TASK STATEMENT:
From the entries that follow, gather each line holding the word "title".

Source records
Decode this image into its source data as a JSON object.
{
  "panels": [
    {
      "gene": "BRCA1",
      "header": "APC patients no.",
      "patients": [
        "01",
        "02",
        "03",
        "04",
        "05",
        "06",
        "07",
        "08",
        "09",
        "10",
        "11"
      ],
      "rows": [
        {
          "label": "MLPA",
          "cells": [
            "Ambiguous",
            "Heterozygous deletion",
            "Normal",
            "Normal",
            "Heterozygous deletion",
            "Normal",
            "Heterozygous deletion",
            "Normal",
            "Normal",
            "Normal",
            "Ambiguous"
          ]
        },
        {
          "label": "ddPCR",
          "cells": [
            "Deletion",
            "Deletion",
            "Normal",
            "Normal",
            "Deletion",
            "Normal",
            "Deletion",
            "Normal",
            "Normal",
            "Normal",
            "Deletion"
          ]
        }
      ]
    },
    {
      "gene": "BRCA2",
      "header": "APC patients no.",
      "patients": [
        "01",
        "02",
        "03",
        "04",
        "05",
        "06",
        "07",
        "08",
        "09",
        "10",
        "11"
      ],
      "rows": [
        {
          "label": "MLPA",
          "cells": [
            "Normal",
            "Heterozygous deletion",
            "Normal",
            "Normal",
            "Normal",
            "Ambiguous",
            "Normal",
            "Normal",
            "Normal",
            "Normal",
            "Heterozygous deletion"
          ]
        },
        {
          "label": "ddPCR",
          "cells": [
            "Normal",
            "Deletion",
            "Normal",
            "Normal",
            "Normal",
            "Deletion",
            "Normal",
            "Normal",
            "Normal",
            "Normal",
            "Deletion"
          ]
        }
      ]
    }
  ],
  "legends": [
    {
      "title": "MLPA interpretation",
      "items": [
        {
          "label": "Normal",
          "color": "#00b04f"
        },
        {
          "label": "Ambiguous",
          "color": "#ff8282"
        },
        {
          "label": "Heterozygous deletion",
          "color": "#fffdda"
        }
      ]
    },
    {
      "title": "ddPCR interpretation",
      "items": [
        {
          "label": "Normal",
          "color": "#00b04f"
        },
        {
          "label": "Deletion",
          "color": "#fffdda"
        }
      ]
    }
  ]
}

ANSWER SPACE:
      "title": "MLPA interpretation",
      "title": "ddPCR interpretation",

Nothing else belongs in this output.